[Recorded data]
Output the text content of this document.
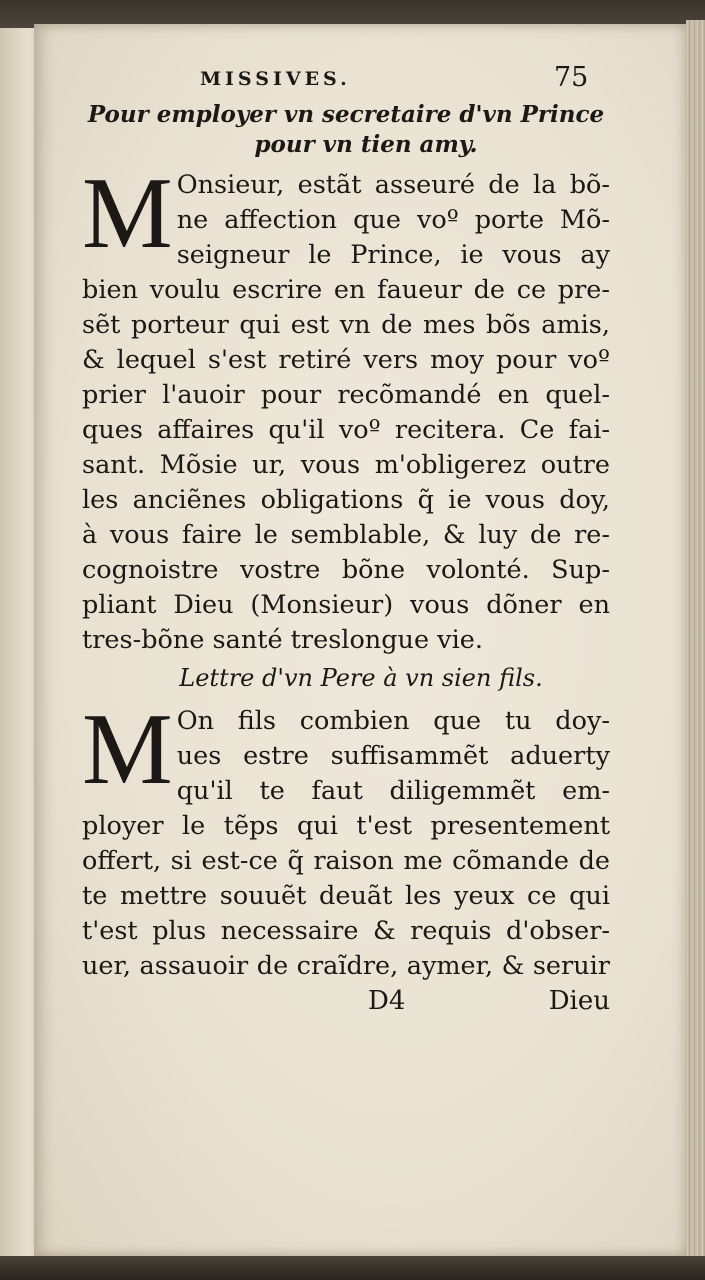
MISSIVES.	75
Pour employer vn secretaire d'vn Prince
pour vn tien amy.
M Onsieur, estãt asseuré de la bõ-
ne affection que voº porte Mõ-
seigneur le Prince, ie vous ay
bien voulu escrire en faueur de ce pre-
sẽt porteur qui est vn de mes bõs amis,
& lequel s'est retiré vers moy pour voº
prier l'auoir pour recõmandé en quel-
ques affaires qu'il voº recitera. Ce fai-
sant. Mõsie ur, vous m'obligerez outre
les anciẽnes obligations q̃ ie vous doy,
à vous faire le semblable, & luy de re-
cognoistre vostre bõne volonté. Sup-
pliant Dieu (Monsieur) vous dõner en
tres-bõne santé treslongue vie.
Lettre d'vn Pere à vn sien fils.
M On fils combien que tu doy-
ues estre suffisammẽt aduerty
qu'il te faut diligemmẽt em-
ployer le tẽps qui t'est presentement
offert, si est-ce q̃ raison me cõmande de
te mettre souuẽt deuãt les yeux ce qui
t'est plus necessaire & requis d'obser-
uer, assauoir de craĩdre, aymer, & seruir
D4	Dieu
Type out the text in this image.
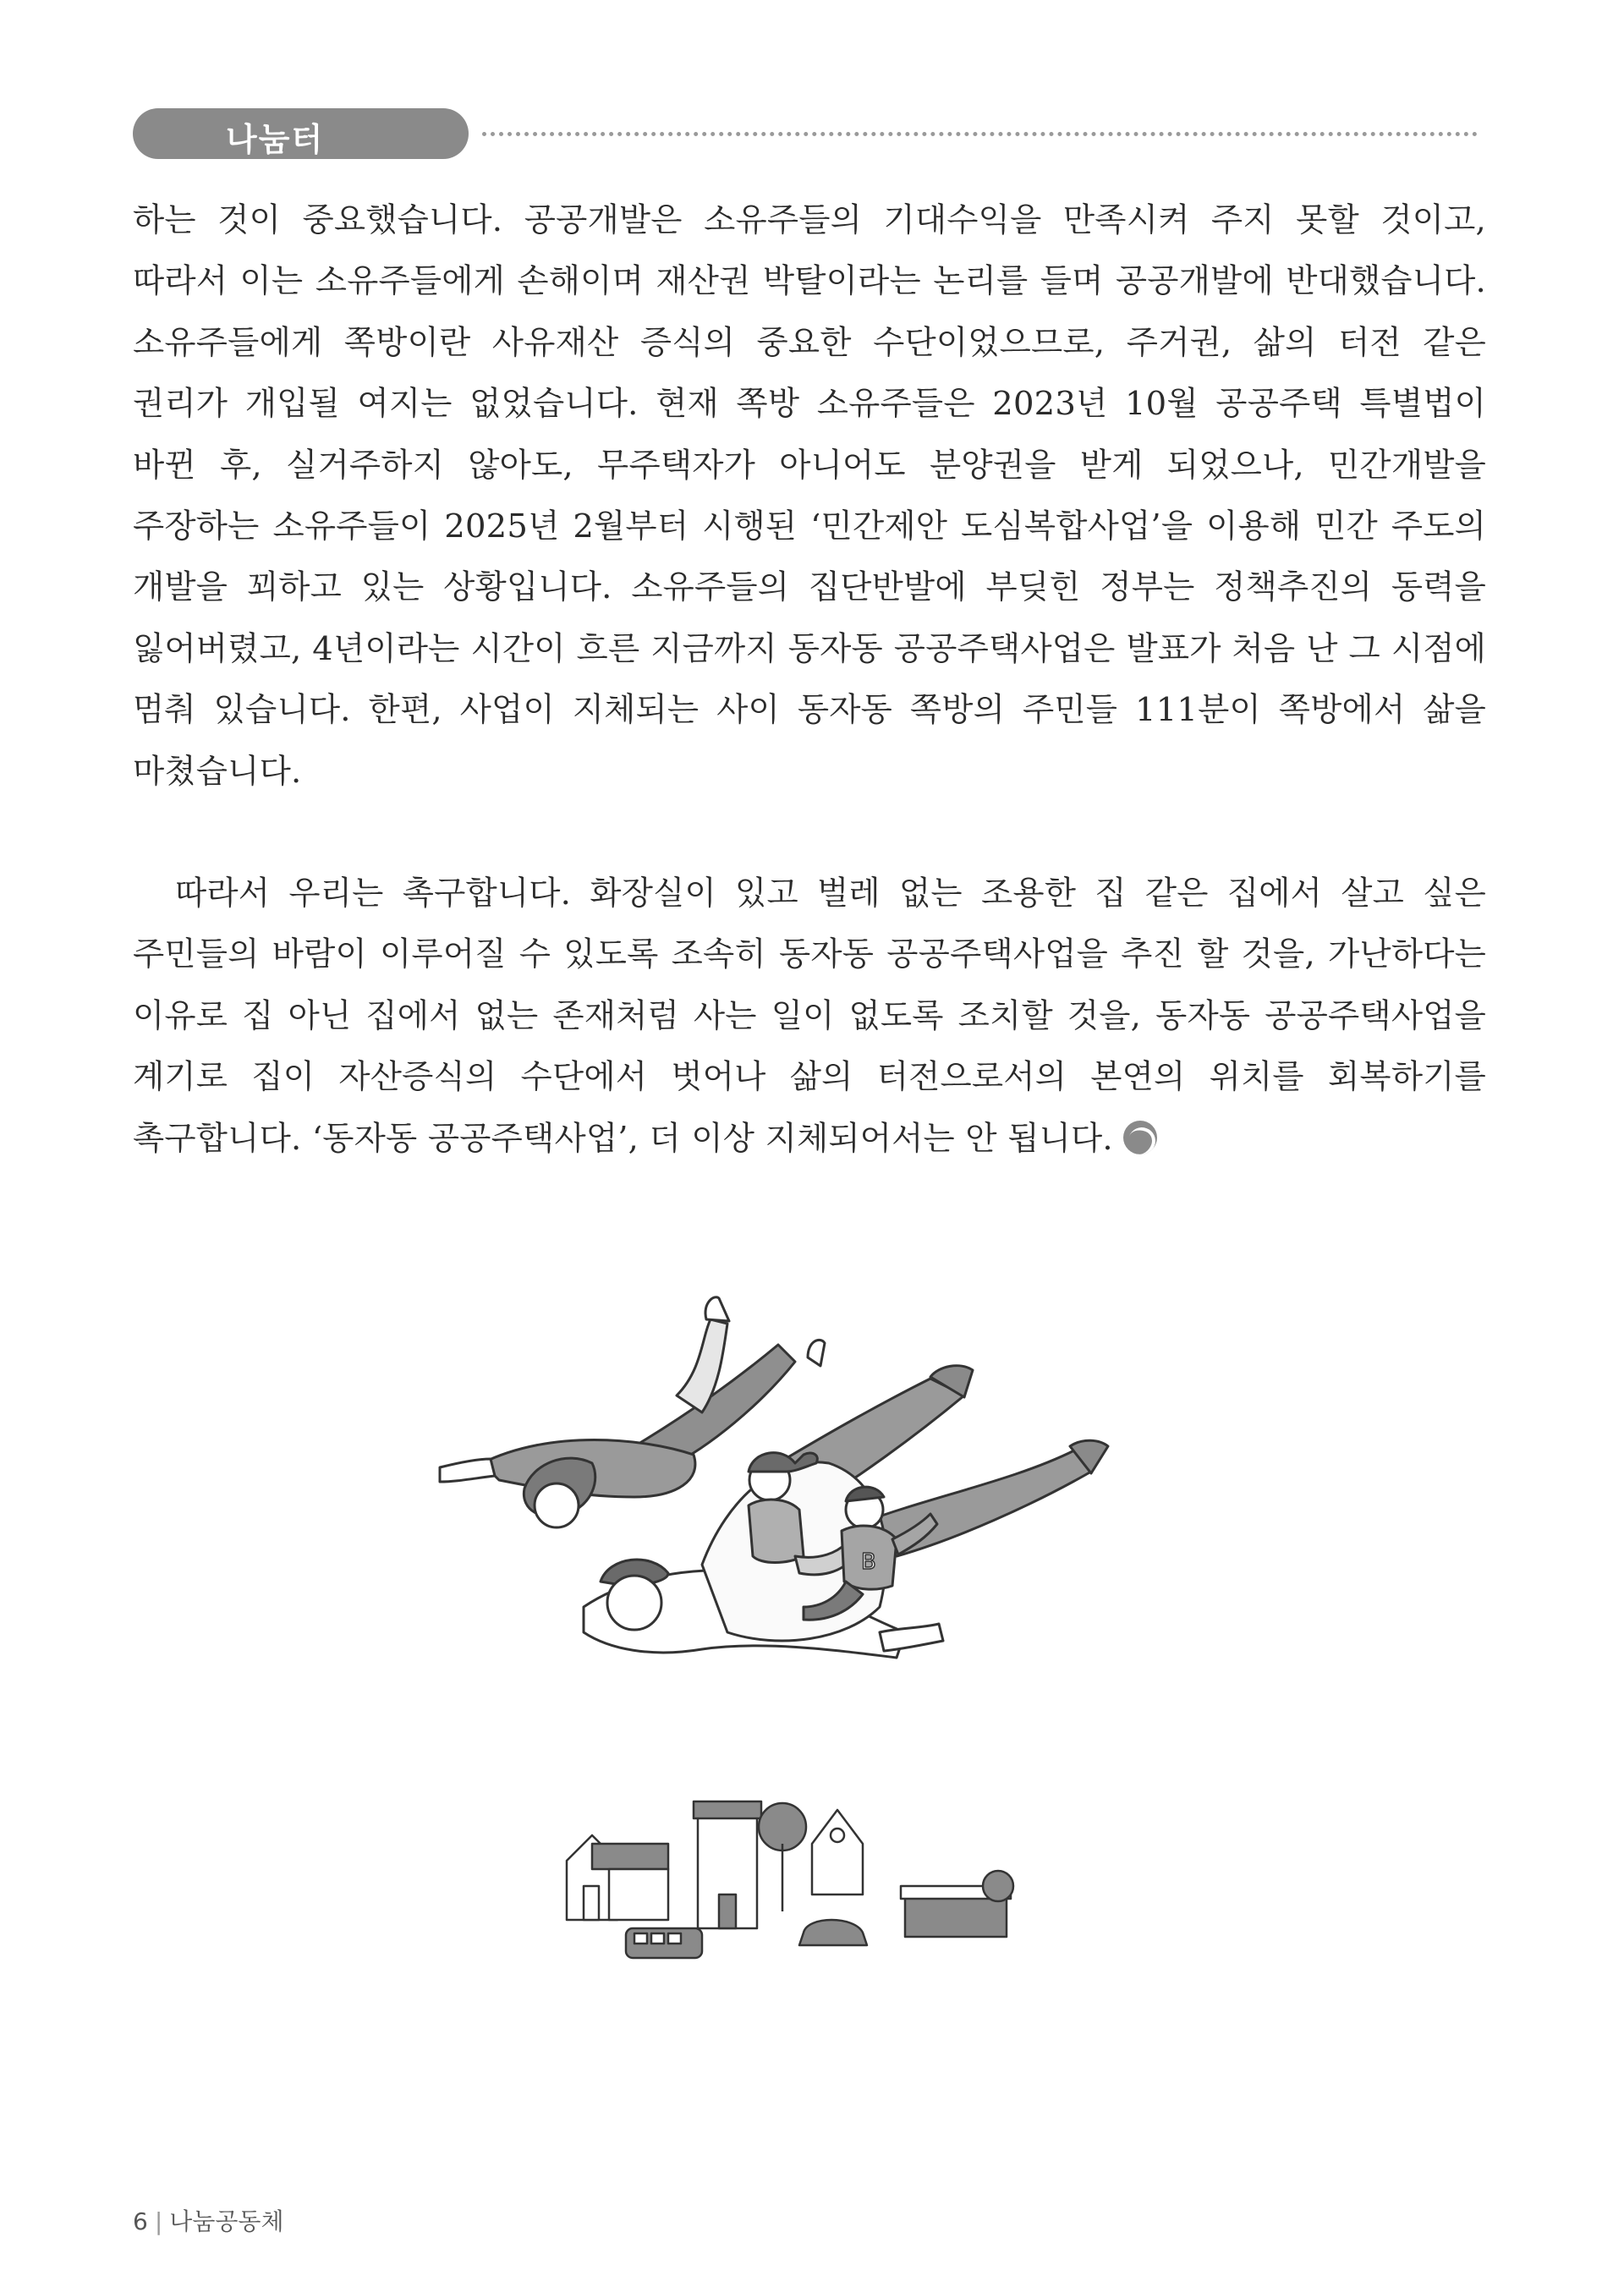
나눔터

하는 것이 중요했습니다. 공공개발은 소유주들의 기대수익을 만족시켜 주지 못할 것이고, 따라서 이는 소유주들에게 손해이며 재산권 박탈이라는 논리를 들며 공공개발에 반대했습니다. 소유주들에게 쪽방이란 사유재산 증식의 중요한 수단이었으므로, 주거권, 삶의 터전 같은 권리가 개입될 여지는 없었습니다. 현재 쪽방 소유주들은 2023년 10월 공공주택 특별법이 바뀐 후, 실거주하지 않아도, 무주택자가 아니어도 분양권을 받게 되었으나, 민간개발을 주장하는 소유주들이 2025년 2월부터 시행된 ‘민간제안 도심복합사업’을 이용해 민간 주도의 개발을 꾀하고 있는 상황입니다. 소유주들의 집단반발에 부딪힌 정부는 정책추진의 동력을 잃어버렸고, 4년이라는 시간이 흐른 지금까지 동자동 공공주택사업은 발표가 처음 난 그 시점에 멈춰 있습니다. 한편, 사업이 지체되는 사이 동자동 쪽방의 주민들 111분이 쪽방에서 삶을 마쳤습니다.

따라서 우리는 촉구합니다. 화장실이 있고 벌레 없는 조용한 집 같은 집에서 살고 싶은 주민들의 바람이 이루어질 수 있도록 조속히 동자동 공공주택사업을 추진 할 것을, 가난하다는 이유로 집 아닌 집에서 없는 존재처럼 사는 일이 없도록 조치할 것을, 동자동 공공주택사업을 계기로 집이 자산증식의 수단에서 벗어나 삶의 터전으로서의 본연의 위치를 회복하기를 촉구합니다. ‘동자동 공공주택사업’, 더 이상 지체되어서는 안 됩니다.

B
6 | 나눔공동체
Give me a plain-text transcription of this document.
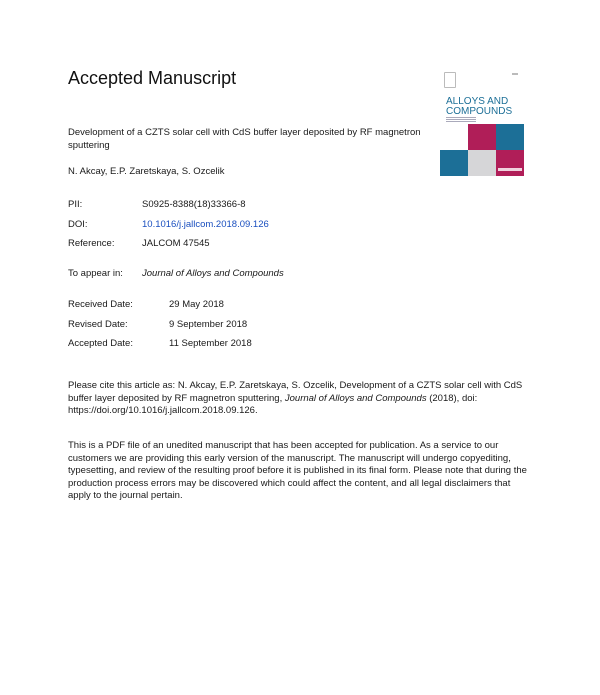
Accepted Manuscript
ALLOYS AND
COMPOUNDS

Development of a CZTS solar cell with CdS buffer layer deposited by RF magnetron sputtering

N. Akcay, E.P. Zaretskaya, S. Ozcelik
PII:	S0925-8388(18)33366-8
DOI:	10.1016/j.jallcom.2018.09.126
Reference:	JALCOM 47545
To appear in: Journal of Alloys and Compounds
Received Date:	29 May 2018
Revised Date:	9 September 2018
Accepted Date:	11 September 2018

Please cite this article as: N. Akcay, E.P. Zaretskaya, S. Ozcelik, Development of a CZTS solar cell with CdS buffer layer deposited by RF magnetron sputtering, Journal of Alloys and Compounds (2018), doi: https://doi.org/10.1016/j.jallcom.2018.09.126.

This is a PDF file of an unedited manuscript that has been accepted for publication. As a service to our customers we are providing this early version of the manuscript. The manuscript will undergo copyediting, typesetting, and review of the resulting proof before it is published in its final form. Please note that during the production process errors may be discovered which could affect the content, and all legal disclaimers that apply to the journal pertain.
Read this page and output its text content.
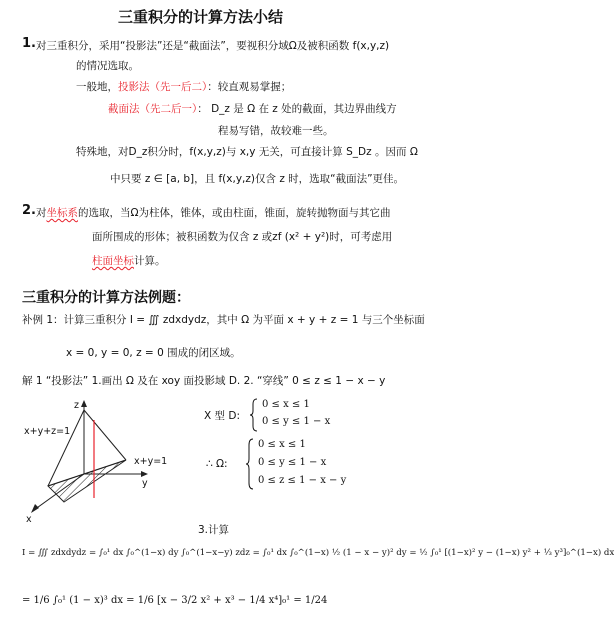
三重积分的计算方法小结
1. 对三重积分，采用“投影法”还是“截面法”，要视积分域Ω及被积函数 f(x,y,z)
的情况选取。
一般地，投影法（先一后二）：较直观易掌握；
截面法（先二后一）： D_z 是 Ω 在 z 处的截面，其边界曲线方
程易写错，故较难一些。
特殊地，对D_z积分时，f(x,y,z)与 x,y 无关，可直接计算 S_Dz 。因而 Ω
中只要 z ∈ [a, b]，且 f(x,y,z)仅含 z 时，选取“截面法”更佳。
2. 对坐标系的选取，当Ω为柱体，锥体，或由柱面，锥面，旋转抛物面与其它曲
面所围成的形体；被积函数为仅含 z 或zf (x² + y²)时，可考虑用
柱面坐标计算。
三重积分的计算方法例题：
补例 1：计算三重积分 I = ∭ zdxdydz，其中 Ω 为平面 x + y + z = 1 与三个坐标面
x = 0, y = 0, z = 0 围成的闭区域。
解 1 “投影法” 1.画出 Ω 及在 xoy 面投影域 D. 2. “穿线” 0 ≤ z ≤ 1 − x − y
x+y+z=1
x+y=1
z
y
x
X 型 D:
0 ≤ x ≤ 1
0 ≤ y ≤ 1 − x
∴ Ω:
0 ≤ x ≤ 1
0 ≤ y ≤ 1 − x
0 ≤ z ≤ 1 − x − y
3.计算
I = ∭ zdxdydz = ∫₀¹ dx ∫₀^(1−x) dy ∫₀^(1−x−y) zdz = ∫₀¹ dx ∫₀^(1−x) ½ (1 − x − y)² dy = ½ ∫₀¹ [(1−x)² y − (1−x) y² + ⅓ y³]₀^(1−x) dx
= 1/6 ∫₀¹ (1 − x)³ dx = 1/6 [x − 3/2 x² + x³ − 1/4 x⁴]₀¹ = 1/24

= GIVEN REQUEST =
Without including any picture, repeat the data exactly.

= RESULT OF THE TASK =
Output the text content of this document.
MISSIVES.	75
Pour employer vn secretaire d'vn Prince
pour vn tien amy.
M Onsieur, estãt asseuré de la bõ-
ne affection que voº porte Mõ-
seigneur le Prince, ie vous ay
bien voulu escrire en faueur de ce pre-
sẽt porteur qui est vn de mes bõs amis,
& lequel s'est retiré vers moy pour voº
prier l'auoir pour recõmandé en quel-
ques affaires qu'il voº recitera. Ce fai-
sant. Mõsie ur, vous m'obligerez outre
les anciẽnes obligations q̃ ie vous doy,
à vous faire le semblable, & luy de re-
cognoistre vostre bõne volonté. Sup-
pliant Dieu (Monsieur) vous dõner en
tres-bõne santé treslongue vie.
Lettre d'vn Pere à vn sien fils.
M On fils combien que tu doy-
ues estre suffisammẽt aduerty
qu'il te faut diligemmẽt em-
ployer le tẽps qui t'est presentement
offert, si est-ce q̃ raison me cõmande de
te mettre souuẽt deuãt les yeux ce qui
t'est plus necessaire & requis d'obser-
uer, assauoir de craĩdre, aymer, & seruir
D4	Dieu
Type out the text in this image.
나눔터

하는 것이 중요했습니다. 공공개발은 소유주들의 기대수익을 만족시켜 주지 못할 것이고, 따라서 이는 소유주들에게 손해이며 재산권 박탈이라는 논리를 들며 공공개발에 반대했습니다. 소유주들에게 쪽방이란 사유재산 증식의 중요한 수단이었으므로, 주거권, 삶의 터전 같은 권리가 개입될 여지는 없었습니다. 현재 쪽방 소유주들은 2023년 10월 공공주택 특별법이 바뀐 후, 실거주하지 않아도, 무주택자가 아니어도 분양권을 받게 되었으나, 민간개발을 주장하는 소유주들이 2025년 2월부터 시행된 ‘민간제안 도심복합사업’을 이용해 민간 주도의 개발을 꾀하고 있는 상황입니다. 소유주들의 집단반발에 부딪힌 정부는 정책추진의 동력을 잃어버렸고, 4년이라는 시간이 흐른 지금까지 동자동 공공주택사업은 발표가 처음 난 그 시점에 멈춰 있습니다. 한편, 사업이 지체되는 사이 동자동 쪽방의 주민들 111분이 쪽방에서 삶을 마쳤습니다.

따라서 우리는 촉구합니다. 화장실이 있고 벌레 없는 조용한 집 같은 집에서 살고 싶은 주민들의 바람이 이루어질 수 있도록 조속히 동자동 공공주택사업을 추진 할 것을, 가난하다는 이유로 집 아닌 집에서 없는 존재처럼 사는 일이 없도록 조치할 것을, 동자동 공공주택사업을 계기로 집이 자산증식의 수단에서 벗어나 삶의 터전으로서의 본연의 위치를 회복하기를 촉구합니다. ‘동자동 공공주택사업’, 더 이상 지체되어서는 안 됩니다.

B
6 | 나눔공동체
Give me a plain-text transcription of this document.
Accepted Manuscript
ALLOYS AND
COMPOUNDS

Development of a CZTS solar cell with CdS buffer layer deposited by RF magnetron sputtering

N. Akcay, E.P. Zaretskaya, S. Ozcelik
PII:	S0925-8388(18)33366-8
DOI:	10.1016/j.jallcom.2018.09.126
Reference:	JALCOM 47545
To appear in: Journal of Alloys and Compounds
Received Date:	29 May 2018
Revised Date:	9 September 2018
Accepted Date:	11 September 2018

Please cite this article as: N. Akcay, E.P. Zaretskaya, S. Ozcelik, Development of a CZTS solar cell with CdS buffer layer deposited by RF magnetron sputtering, Journal of Alloys and Compounds (2018), doi: https://doi.org/10.1016/j.jallcom.2018.09.126.

This is a PDF file of an unedited manuscript that has been accepted for publication. As a service to our customers we are providing this early version of the manuscript. The manuscript will undergo copyediting, typesetting, and review of the resulting proof before it is published in its final form. Please note that during the production process errors may be discovered which could affect the content, and all legal disclaimers that apply to the journal pertain.
Read this page and output its text content.
三重积分的计算方法小结
1. 对三重积分，采用“投影法”还是“截面法”，要视积分域Ω及被积函数 f(x,y,z)
的情况选取。
一般地，投影法（先一后二）：较直观易掌握；
截面法（先二后一）： D_z 是 Ω 在 z 处的截面，其边界曲线方
程易写错，故较难一些。
特殊地，对D_z积分时，f(x,y,z)与 x,y 无关，可直接计算 S_Dz 。因而 Ω
中只要 z ∈ [a, b]，且 f(x,y,z)仅含 z 时，选取“截面法”更佳。
2. 对坐标系的选取，当Ω为柱体，锥体，或由柱面，锥面，旋转抛物面与其它曲
面所围成的形体；被积函数为仅含 z 或zf (x² + y²)时，可考虑用
柱面坐标计算。
三重积分的计算方法例题：
补例 1：计算三重积分 I = ∭ zdxdydz，其中 Ω 为平面 x + y + z = 1 与三个坐标面
x = 0, y = 0, z = 0 围成的闭区域。
解 1 “投影法” 1.画出 Ω 及在 xoy 面投影域 D. 2. “穿线” 0 ≤ z ≤ 1 − x − y
x+y+z=1
x+y=1
z
y
x
X 型 D:
0 ≤ x ≤ 1
0 ≤ y ≤ 1 − x
∴ Ω:
0 ≤ x ≤ 1
0 ≤ y ≤ 1 − x
0 ≤ z ≤ 1 − x − y
3.计算
I = ∭ zdxdydz = ∫₀¹ dx ∫₀^(1−x) dy ∫₀^(1−x−y) zdz = ∫₀¹ dx ∫₀^(1−x) ½ (1 − x − y)² dy = ½ ∫₀¹ [(1−x)² y − (1−x) y² + ⅓ y³]₀^(1−x) dx
= 1/6 ∫₀¹ (1 − x)³ dx = 1/6 [x − 3/2 x² + x³ − 1/4 x⁴]₀¹ = 1/24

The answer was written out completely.